### WHAT TO PRODUCE
Gather each line in the entries that includes the string "JSON".

---- GIVEN INFORMATION

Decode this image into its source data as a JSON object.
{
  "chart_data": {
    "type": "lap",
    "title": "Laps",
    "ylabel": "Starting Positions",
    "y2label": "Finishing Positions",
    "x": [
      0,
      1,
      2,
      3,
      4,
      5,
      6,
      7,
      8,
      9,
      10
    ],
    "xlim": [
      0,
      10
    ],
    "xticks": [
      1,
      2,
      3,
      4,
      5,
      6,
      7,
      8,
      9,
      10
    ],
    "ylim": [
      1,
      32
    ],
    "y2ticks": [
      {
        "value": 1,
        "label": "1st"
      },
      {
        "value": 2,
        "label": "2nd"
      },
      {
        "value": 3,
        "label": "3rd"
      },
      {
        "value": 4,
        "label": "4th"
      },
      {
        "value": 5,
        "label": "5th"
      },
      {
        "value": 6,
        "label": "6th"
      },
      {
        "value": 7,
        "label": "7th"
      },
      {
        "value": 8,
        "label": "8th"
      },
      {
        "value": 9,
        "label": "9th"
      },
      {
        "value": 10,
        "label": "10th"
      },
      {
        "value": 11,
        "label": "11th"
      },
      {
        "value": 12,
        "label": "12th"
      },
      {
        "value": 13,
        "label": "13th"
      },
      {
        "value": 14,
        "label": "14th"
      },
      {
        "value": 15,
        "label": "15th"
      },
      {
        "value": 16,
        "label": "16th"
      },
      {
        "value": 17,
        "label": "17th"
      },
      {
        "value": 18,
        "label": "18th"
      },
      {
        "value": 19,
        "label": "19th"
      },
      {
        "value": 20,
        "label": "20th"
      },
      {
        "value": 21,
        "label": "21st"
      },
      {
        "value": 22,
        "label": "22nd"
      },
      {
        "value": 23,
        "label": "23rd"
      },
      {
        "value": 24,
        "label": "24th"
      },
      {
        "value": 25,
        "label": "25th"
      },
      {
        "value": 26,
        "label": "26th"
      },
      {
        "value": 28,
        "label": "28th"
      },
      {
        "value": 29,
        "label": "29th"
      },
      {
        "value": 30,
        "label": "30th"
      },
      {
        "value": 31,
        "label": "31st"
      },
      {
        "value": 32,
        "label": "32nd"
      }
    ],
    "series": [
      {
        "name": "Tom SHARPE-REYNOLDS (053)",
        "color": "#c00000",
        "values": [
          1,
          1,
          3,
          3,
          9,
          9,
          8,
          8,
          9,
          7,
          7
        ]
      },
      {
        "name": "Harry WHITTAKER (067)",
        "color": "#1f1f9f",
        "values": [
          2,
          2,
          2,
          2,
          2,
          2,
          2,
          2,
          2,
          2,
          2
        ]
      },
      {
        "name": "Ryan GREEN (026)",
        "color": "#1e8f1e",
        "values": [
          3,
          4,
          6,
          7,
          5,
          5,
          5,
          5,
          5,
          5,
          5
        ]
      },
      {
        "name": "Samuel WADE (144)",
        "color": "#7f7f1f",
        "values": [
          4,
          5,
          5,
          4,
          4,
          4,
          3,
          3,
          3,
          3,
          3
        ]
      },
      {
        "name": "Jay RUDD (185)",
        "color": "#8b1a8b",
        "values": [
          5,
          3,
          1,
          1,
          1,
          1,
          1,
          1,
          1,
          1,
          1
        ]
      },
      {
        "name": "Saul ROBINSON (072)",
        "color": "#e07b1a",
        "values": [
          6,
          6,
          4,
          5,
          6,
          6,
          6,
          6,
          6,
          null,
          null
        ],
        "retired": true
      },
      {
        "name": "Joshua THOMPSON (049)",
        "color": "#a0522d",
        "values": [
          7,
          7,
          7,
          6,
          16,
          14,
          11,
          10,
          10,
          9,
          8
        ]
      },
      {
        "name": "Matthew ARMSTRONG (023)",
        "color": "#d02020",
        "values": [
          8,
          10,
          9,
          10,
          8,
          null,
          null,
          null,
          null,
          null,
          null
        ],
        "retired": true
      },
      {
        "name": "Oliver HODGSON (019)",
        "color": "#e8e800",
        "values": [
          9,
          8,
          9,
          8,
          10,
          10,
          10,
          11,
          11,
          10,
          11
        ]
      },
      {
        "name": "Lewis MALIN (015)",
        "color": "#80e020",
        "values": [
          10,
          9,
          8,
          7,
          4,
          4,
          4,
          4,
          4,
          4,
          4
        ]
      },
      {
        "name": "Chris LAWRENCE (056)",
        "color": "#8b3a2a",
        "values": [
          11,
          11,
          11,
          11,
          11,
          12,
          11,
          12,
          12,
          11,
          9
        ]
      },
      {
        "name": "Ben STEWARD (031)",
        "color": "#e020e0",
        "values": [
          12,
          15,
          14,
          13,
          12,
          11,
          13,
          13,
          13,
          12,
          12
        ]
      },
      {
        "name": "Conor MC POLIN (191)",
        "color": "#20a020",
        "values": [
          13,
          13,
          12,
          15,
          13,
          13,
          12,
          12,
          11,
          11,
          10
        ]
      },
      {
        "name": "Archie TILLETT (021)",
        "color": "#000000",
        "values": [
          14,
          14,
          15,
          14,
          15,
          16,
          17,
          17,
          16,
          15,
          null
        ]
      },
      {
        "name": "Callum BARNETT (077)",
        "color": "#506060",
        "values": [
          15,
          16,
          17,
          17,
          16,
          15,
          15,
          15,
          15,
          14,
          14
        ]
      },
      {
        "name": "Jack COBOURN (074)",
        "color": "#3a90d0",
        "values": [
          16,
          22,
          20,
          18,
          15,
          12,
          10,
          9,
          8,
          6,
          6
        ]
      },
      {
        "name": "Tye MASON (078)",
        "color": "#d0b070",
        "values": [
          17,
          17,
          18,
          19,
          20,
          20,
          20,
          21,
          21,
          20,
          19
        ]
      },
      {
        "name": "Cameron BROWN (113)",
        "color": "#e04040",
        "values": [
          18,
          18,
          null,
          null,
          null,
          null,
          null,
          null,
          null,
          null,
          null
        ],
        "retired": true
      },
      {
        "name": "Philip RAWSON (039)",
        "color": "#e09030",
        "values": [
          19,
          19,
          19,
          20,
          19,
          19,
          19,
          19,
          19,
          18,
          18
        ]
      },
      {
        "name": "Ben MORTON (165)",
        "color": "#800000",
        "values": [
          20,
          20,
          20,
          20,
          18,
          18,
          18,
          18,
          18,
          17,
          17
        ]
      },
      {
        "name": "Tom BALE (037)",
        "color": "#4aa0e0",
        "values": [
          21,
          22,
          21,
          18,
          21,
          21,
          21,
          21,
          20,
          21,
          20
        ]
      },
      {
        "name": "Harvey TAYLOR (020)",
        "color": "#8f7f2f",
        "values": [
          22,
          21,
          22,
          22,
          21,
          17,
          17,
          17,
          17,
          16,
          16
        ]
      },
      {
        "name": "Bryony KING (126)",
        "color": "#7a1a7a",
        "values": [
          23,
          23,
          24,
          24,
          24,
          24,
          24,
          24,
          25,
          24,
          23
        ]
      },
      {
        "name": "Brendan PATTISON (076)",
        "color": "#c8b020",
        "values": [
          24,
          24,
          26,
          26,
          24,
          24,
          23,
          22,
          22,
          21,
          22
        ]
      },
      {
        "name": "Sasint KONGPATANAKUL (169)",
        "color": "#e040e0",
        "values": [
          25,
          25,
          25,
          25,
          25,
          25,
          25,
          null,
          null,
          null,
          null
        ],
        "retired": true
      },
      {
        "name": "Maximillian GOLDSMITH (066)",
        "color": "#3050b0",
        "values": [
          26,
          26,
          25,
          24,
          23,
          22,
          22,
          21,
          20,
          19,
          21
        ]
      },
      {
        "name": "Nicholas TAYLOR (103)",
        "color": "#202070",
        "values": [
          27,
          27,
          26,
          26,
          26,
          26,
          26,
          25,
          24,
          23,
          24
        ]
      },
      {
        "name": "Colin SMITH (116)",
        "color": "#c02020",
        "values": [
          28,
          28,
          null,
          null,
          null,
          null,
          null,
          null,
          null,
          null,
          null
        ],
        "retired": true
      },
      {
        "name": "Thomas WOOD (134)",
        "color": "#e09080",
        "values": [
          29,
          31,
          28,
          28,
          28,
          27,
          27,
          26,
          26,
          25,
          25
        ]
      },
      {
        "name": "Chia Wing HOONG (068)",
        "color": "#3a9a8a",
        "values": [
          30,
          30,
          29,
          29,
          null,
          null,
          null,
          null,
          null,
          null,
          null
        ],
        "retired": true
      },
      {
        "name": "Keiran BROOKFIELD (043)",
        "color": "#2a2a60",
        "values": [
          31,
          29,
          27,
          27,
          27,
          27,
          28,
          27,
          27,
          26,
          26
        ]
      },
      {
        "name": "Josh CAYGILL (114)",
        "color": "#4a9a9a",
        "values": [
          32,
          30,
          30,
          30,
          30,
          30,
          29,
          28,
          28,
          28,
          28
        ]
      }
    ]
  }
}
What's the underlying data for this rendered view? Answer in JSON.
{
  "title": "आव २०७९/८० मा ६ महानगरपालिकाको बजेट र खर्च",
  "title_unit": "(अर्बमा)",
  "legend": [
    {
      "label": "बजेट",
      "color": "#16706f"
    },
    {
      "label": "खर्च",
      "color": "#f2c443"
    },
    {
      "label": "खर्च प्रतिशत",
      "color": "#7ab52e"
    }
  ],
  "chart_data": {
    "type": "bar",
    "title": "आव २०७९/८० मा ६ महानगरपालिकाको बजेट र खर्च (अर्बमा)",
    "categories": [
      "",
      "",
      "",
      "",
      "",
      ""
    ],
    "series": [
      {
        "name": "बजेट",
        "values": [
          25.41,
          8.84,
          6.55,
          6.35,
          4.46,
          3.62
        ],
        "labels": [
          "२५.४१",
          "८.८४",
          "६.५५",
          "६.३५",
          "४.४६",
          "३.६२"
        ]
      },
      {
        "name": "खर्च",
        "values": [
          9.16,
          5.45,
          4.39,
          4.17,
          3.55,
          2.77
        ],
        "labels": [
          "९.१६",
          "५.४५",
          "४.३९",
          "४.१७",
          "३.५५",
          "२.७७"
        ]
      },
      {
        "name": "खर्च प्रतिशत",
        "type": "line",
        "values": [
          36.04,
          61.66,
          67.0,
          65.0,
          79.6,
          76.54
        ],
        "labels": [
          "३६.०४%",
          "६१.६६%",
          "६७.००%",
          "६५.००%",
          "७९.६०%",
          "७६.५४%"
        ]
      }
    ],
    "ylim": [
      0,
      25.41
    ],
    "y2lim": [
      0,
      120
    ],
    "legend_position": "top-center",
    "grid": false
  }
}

--------

### REPLY
Decode this image into its source data as a JSON object.
What's the underlying data for this rendered view? Answer in JSON.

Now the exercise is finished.